## START EXTRACTED RECORDS

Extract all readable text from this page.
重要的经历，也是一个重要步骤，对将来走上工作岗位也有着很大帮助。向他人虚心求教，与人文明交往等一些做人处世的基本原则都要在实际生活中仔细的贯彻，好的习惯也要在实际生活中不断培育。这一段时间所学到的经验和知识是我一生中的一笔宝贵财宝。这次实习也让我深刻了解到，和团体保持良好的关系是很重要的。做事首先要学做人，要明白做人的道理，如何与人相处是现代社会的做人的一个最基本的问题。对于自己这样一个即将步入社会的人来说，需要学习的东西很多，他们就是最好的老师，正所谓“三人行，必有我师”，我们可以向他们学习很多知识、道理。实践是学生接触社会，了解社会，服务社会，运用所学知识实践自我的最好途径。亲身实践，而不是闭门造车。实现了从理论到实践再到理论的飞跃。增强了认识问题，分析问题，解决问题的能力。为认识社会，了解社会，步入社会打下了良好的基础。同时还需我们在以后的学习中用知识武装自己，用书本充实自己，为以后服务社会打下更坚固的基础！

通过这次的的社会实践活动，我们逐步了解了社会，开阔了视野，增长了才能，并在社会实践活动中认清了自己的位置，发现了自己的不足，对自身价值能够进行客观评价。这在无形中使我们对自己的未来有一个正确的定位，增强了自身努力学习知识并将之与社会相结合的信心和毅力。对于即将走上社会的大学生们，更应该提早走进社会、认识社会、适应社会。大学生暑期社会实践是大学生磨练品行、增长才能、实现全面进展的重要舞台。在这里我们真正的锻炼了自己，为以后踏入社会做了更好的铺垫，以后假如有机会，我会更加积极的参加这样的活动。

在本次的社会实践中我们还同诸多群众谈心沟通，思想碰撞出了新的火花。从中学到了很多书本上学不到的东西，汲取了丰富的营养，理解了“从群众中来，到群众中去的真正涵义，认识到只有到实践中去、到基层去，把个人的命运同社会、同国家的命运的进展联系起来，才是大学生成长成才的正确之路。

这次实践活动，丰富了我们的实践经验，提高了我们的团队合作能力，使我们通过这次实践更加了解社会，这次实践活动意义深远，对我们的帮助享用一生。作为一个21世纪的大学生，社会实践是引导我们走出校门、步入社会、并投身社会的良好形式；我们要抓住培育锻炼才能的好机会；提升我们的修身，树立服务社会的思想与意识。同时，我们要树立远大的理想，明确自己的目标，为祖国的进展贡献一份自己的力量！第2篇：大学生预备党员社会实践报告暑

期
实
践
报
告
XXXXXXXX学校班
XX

## END EXTRACTED RECORDS

WHAT YOU SHOULD DO
Retype the entries one by one, exactly.

THE RESULT
Extract all readable text from this page.
重要的经历，也是一个重要步骤，对将来走上工作岗位也有着很大帮助。向他人虚心求教，与人文明交往等一些做人处世的基本原则都要在实际生活中仔细的贯彻，好的习惯也要在实际生活中不断培育。这一段时间所学到的经验和知识是我一生中的一笔宝贵财宝。这次实习也让我深刻了解到，和团体保持良好的关系是很重要的。做事首先要学做人，要明白做人的道理，如何与人相处是现代社会的做人的一个最基本的问题。对于自己这样一个即将步入社会的人来说，需要学习的东西很多，他们就是最好的老师，正所谓“三人行，必有我师”，我们可以向他们学习很多知识、道理。实践是学生接触社会，了解社会，服务社会，运用所学知识实践自我的最好途径。亲身实践，而不是闭门造车。实现了从理论到实践再到理论的飞跃。增强了认识问题，分析问题，解决问题的能力。为认识社会，了解社会，步入社会打下了良好的基础。同时还需我们在以后的学习中用知识武装自己，用书本充实自己，为以后服务社会打下更坚固的基础！

通过这次的的社会实践活动，我们逐步了解了社会，开阔了视野，增长了才能，并在社会实践活动中认清了自己的位置，发现了自己的不足，对自身价值能够进行客观评价。这在无形中使我们对自己的未来有一个正确的定位，增强了自身努力学习知识并将之与社会相结合的信心和毅力。对于即将走上社会的大学生们，更应该提早走进社会、认识社会、适应社会。大学生暑期社会实践是大学生磨练品行、增长才能、实现全面进展的重要舞台。在这里我们真正的锻炼了自己，为以后踏入社会做了更好的铺垫，以后假如有机会，我会更加积极的参加这样的活动。

在本次的社会实践中我们还同诸多群众谈心沟通，思想碰撞出了新的火花。从中学到了很多书本上学不到的东西，汲取了丰富的营养，理解了“从群众中来，到群众中去的真正涵义，认识到只有到实践中去、到基层去，把个人的命运同社会、同国家的命运的进展联系起来，才是大学生成长成才的正确之路。

这次实践活动，丰富了我们的实践经验，提高了我们的团队合作能力，使我们通过这次实践更加了解社会，这次实践活动意义深远，对我们的帮助享用一生。作为一个21世纪的大学生，社会实践是引导我们走出校门、步入社会、并投身社会的良好形式；我们要抓住培育锻炼才能的好机会；提升我们的修身，树立服务社会的思想与意识。同时，我们要树立远大的理想，明确自己的目标，为祖国的进展贡献一份自己的力量！第2篇：大学生预备党员社会实践报告暑

期
实
践
报
告
XXXXXXXX学校班
XX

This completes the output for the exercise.